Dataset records
====
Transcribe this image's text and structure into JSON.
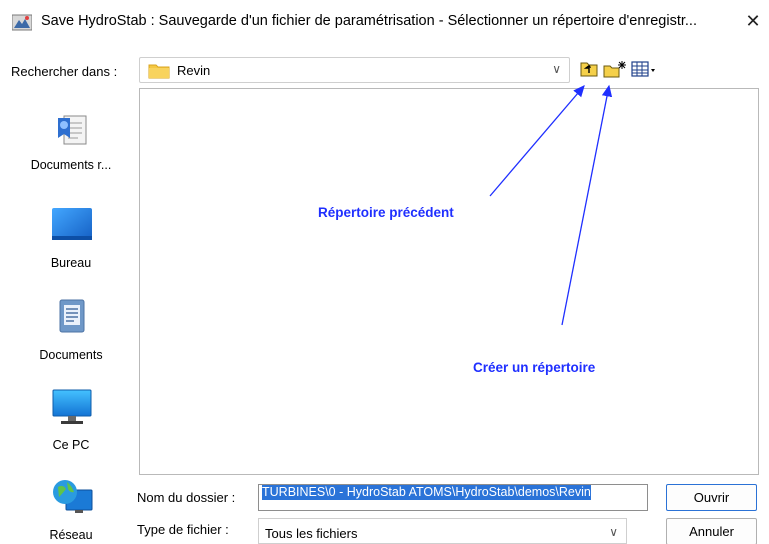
{
  "window": {
    "title": "Save HydroStab : Sauvegarde d'un fichier de paramétrisation - Sélectionner un répertoire d'enregistr...",
    "close_glyph": "✕"
  },
  "look_in": {
    "label": "Rechercher dans :",
    "value": "Revin",
    "icon": "folder-icon"
  },
  "toolbar": {
    "buttons": [
      {
        "icon": "up-folder-icon",
        "tooltip": "Répertoire précédent"
      },
      {
        "icon": "new-folder-icon",
        "tooltip": "Créer un répertoire"
      },
      {
        "icon": "view-menu-icon"
      }
    ]
  },
  "places": [
    {
      "label": "Documents r...",
      "icon": "recent-documents-icon"
    },
    {
      "label": "Bureau",
      "icon": "desktop-icon"
    },
    {
      "label": "Documents",
      "icon": "documents-icon"
    },
    {
      "label": "Ce PC",
      "icon": "computer-icon"
    },
    {
      "label": "Réseau",
      "icon": "network-icon"
    }
  ],
  "annotations": {
    "previous_dir": "Répertoire précédent",
    "create_dir": "Créer un répertoire"
  },
  "form": {
    "folder_name_label": "Nom du dossier :",
    "folder_name_value": "TURBINES\\0 - HydroStab ATOMS\\HydroStab\\demos\\Revin",
    "file_type_label": "Type de fichier :",
    "file_type_value": "Tous les fichiers"
  },
  "buttons": {
    "open": "Ouvrir",
    "cancel": "Annuler"
  },
  "colors": {
    "annotation": "#1f2fff",
    "selection": "#2a73d8",
    "folder": "#f5c842"
  }
}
====
Pictures don't belong in the copy. Restate all the entries exactly.

* Worked solution:
Transcribe this image's text and structure into JSON.
{
  "window": {
    "title": "Save HydroStab : Sauvegarde d'un fichier de paramétrisation - Sélectionner un répertoire d'enregistr...",
    "close_glyph": "✕"
  },
  "look_in": {
    "label": "Rechercher dans :",
    "value": "Revin",
    "icon": "folder-icon"
  },
  "toolbar": {
    "buttons": [
      {
        "icon": "up-folder-icon",
        "tooltip": "Répertoire précédent"
      },
      {
        "icon": "new-folder-icon",
        "tooltip": "Créer un répertoire"
      },
      {
        "icon": "view-menu-icon"
      }
    ]
  },
  "places": [
    {
      "label": "Documents r...",
      "icon": "recent-documents-icon"
    },
    {
      "label": "Bureau",
      "icon": "desktop-icon"
    },
    {
      "label": "Documents",
      "icon": "documents-icon"
    },
    {
      "label": "Ce PC",
      "icon": "computer-icon"
    },
    {
      "label": "Réseau",
      "icon": "network-icon"
    }
  ],
  "annotations": {
    "previous_dir": "Répertoire précédent",
    "create_dir": "Créer un répertoire"
  },
  "form": {
    "folder_name_label": "Nom du dossier :",
    "folder_name_value": "TURBINES\\0 - HydroStab ATOMS\\HydroStab\\demos\\Revin",
    "file_type_label": "Type de fichier :",
    "file_type_value": "Tous les fichiers"
  },
  "buttons": {
    "open": "Ouvrir",
    "cancel": "Annuler"
  },
  "colors": {
    "annotation": "#1f2fff",
    "selection": "#2a73d8",
    "folder": "#f5c842"
  }
}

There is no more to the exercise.